Dataset
****************************************

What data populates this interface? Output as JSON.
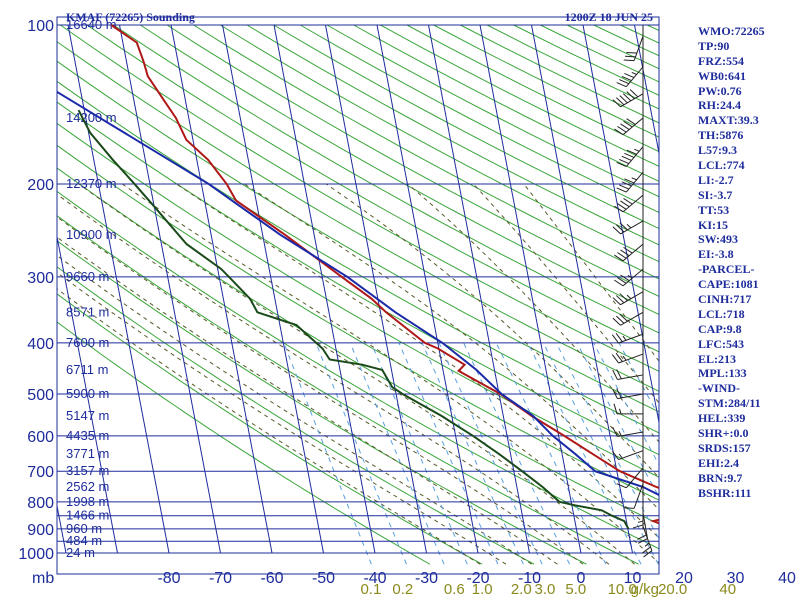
{
  "header": {
    "station": "KMAF (72265) Sounding",
    "time": "1200Z 18 JUN 25"
  },
  "colors": {
    "frame": "#1e2c9c",
    "isobar": "#1e2c9c",
    "isotherm": "#1e2c9c",
    "dry_adiabat": "#3aa63a",
    "moist_adiabat": "#5a5a2a",
    "mixing_ratio": "#5aa0e0",
    "temperature": "#b01818",
    "dewpoint": "#1a4a1a",
    "parcel": "#1a2aa8",
    "wind_barb": "#222222",
    "stats_text": "#1e2c9c",
    "mixing_label": "#8a8a1e"
  },
  "stats": [
    "WMO:72265",
    "TP:90",
    "FRZ:554",
    "WB0:641",
    "PW:0.76",
    "RH:24.4",
    "MAXT:39.3",
    "TH:5876",
    "L57:9.3",
    "LCL:774",
    "LI:-2.7",
    "SI:-3.7",
    "TT:53",
    "KI:15",
    "SW:493",
    "EI:-3.8",
    "-PARCEL-",
    "CAPE:1081",
    "CINH:717",
    "LCL:718",
    "CAP:9.8",
    "LFC:543",
    "EL:213",
    "MPL:133",
    "-WIND-",
    "STM:284/11",
    "HEL:339",
    "SHR+:0.0",
    "SRDS:157",
    "EHI:2.4",
    "BRN:9.7",
    "BSHR:111"
  ],
  "chart_data": {
    "type": "line",
    "title": "KMAF (72265) Sounding",
    "subtitle": "1200Z 18 JUN 25",
    "xlabel": "",
    "ylabel": "mb",
    "y_unit_label": "mb",
    "y_scale": "log",
    "ylim": [
      1000,
      100
    ],
    "xlim": [
      -80,
      40
    ],
    "skew": true,
    "grid": true,
    "pressure_ticks": [
      100,
      200,
      300,
      400,
      500,
      600,
      700,
      800,
      900,
      1000
    ],
    "temperature_ticks": [
      -80,
      -70,
      -60,
      -50,
      -40,
      -30,
      -20,
      -10,
      0,
      10,
      20,
      30,
      40
    ],
    "temperature_tick_labels": [
      "-80",
      "-70",
      "-60",
      "-50",
      "-40",
      "-30",
      "-20",
      "-10",
      "0",
      "10",
      "20",
      "30",
      "40"
    ],
    "mixing_ratio_unit": "g/kg",
    "mixing_ratio_labels": [
      {
        "text": "0.1",
        "t": -40.8
      },
      {
        "text": "0.2",
        "t": -34.6
      },
      {
        "text": "0.6",
        "t": -24.6
      },
      {
        "text": "1.0",
        "t": -19.2
      },
      {
        "text": "2.0",
        "t": -11.6
      },
      {
        "text": "3.0",
        "t": -7.0
      },
      {
        "text": "5.0",
        "t": -1.0
      },
      {
        "text": "10.0",
        "t": 8.0
      },
      {
        "text": "20.0",
        "t": 17.8
      },
      {
        "text": "40",
        "t": 28.5
      }
    ],
    "height_labels": [
      {
        "p": 100,
        "text": "16640 m"
      },
      {
        "p": 150,
        "text": "14200 m"
      },
      {
        "p": 200,
        "text": "12370 m"
      },
      {
        "p": 250,
        "text": "10900 m"
      },
      {
        "p": 300,
        "text": "9660 m"
      },
      {
        "p": 350,
        "text": "8571 m"
      },
      {
        "p": 400,
        "text": "7600 m"
      },
      {
        "p": 450,
        "text": "6711 m"
      },
      {
        "p": 500,
        "text": "5900 m"
      },
      {
        "p": 550,
        "text": "5147 m"
      },
      {
        "p": 600,
        "text": "4435 m"
      },
      {
        "p": 650,
        "text": "3771 m"
      },
      {
        "p": 700,
        "text": "3157 m"
      },
      {
        "p": 750,
        "text": "2562 m"
      },
      {
        "p": 800,
        "text": "1998 m"
      },
      {
        "p": 850,
        "text": "1466 m"
      },
      {
        "p": 900,
        "text": "960 m"
      },
      {
        "p": 950,
        "text": "484 m"
      },
      {
        "p": 1000,
        "text": "24 m"
      }
    ],
    "series": [
      {
        "key": "temperature",
        "points": [
          {
            "p": 100,
            "t": -71.6
          },
          {
            "p": 108,
            "t": -67.3
          },
          {
            "p": 117,
            "t": -66.7
          },
          {
            "p": 125,
            "t": -66.4
          },
          {
            "p": 140,
            "t": -64.0
          },
          {
            "p": 150,
            "t": -62.5
          },
          {
            "p": 165,
            "t": -61.3
          },
          {
            "p": 180,
            "t": -57.8
          },
          {
            "p": 200,
            "t": -55.1
          },
          {
            "p": 215,
            "t": -53.9
          },
          {
            "p": 250,
            "t": -45.6
          },
          {
            "p": 300,
            "t": -36.2
          },
          {
            "p": 330,
            "t": -31.2
          },
          {
            "p": 350,
            "t": -28.9
          },
          {
            "p": 400,
            "t": -22.5
          },
          {
            "p": 410,
            "t": -20.2
          },
          {
            "p": 440,
            "t": -15.6
          },
          {
            "p": 452,
            "t": -17.0
          },
          {
            "p": 500,
            "t": -9.7
          },
          {
            "p": 550,
            "t": -4.5
          },
          {
            "p": 600,
            "t": 1.1
          },
          {
            "p": 650,
            "t": 6.0
          },
          {
            "p": 700,
            "t": 10.6
          },
          {
            "p": 750,
            "t": 17.1
          },
          {
            "p": 800,
            "t": 24.3
          },
          {
            "p": 840,
            "t": 17.7
          },
          {
            "p": 860,
            "t": 17.6
          },
          {
            "p": 870,
            "t": 15.2
          },
          {
            "p": 880,
            "t": 16.6
          },
          {
            "p": 895,
            "t": 18.6
          }
        ]
      },
      {
        "key": "dewpoint",
        "points": [
          {
            "p": 145,
            "t": -81.1
          },
          {
            "p": 160,
            "t": -79.7
          },
          {
            "p": 180,
            "t": -76.3
          },
          {
            "p": 200,
            "t": -73.0
          },
          {
            "p": 220,
            "t": -70.1
          },
          {
            "p": 260,
            "t": -65.1
          },
          {
            "p": 290,
            "t": -59.3
          },
          {
            "p": 300,
            "t": -58.1
          },
          {
            "p": 330,
            "t": -54.8
          },
          {
            "p": 350,
            "t": -53.9
          },
          {
            "p": 370,
            "t": -46.8
          },
          {
            "p": 380,
            "t": -45.7
          },
          {
            "p": 410,
            "t": -42.6
          },
          {
            "p": 430,
            "t": -41.6
          },
          {
            "p": 440,
            "t": -35.5
          },
          {
            "p": 450,
            "t": -31.8
          },
          {
            "p": 485,
            "t": -30.5
          },
          {
            "p": 500,
            "t": -28.7
          },
          {
            "p": 550,
            "t": -22.0
          },
          {
            "p": 600,
            "t": -16.6
          },
          {
            "p": 650,
            "t": -12.2
          },
          {
            "p": 700,
            "t": -8.4
          },
          {
            "p": 750,
            "t": -5.0
          },
          {
            "p": 800,
            "t": -2.3
          },
          {
            "p": 812,
            "t": 0.5
          },
          {
            "p": 830,
            "t": 5.6
          },
          {
            "p": 850,
            "t": 7.4
          },
          {
            "p": 870,
            "t": 9.6
          },
          {
            "p": 900,
            "t": 10.1
          }
        ]
      },
      {
        "key": "parcel",
        "points": [
          {
            "p": 130,
            "t": -86.5
          },
          {
            "p": 200,
            "t": -58.6
          },
          {
            "p": 250,
            "t": -46.5
          },
          {
            "p": 300,
            "t": -35.1
          },
          {
            "p": 350,
            "t": -27.1
          },
          {
            "p": 400,
            "t": -19.1
          },
          {
            "p": 450,
            "t": -13.5
          },
          {
            "p": 500,
            "t": -9.5
          },
          {
            "p": 550,
            "t": -4.2
          },
          {
            "p": 600,
            "t": -1.1
          },
          {
            "p": 650,
            "t": 2.6
          },
          {
            "p": 700,
            "t": 5.8
          },
          {
            "p": 750,
            "t": 14.5
          },
          {
            "p": 800,
            "t": 19.7
          },
          {
            "p": 850,
            "t": 24.2
          },
          {
            "p": 900,
            "t": 29.2
          }
        ]
      }
    ],
    "wind_barbs": [
      {
        "p": 105,
        "dir": 200,
        "kt": 30
      },
      {
        "p": 120,
        "dir": 220,
        "kt": 45
      },
      {
        "p": 135,
        "dir": 240,
        "kt": 60
      },
      {
        "p": 150,
        "dir": 230,
        "kt": 50
      },
      {
        "p": 170,
        "dir": 220,
        "kt": 55
      },
      {
        "p": 190,
        "dir": 220,
        "kt": 45
      },
      {
        "p": 210,
        "dir": 230,
        "kt": 40
      },
      {
        "p": 235,
        "dir": 240,
        "kt": 35
      },
      {
        "p": 260,
        "dir": 230,
        "kt": 40
      },
      {
        "p": 290,
        "dir": 230,
        "kt": 35
      },
      {
        "p": 320,
        "dir": 240,
        "kt": 35
      },
      {
        "p": 350,
        "dir": 240,
        "kt": 30
      },
      {
        "p": 385,
        "dir": 250,
        "kt": 25
      },
      {
        "p": 420,
        "dir": 250,
        "kt": 25
      },
      {
        "p": 460,
        "dir": 260,
        "kt": 20
      },
      {
        "p": 500,
        "dir": 260,
        "kt": 20
      },
      {
        "p": 545,
        "dir": 270,
        "kt": 15
      },
      {
        "p": 590,
        "dir": 260,
        "kt": 15
      },
      {
        "p": 640,
        "dir": 250,
        "kt": 15
      },
      {
        "p": 690,
        "dir": 220,
        "kt": 10
      },
      {
        "p": 740,
        "dir": 200,
        "kt": 10
      },
      {
        "p": 790,
        "dir": 180,
        "kt": 15
      },
      {
        "p": 840,
        "dir": 170,
        "kt": 20
      },
      {
        "p": 890,
        "dir": 160,
        "kt": 25
      }
    ]
  }
}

****************************************

Above are entries; state the number of lines among them that contain "Sounding", and nothing else.

Written solution
2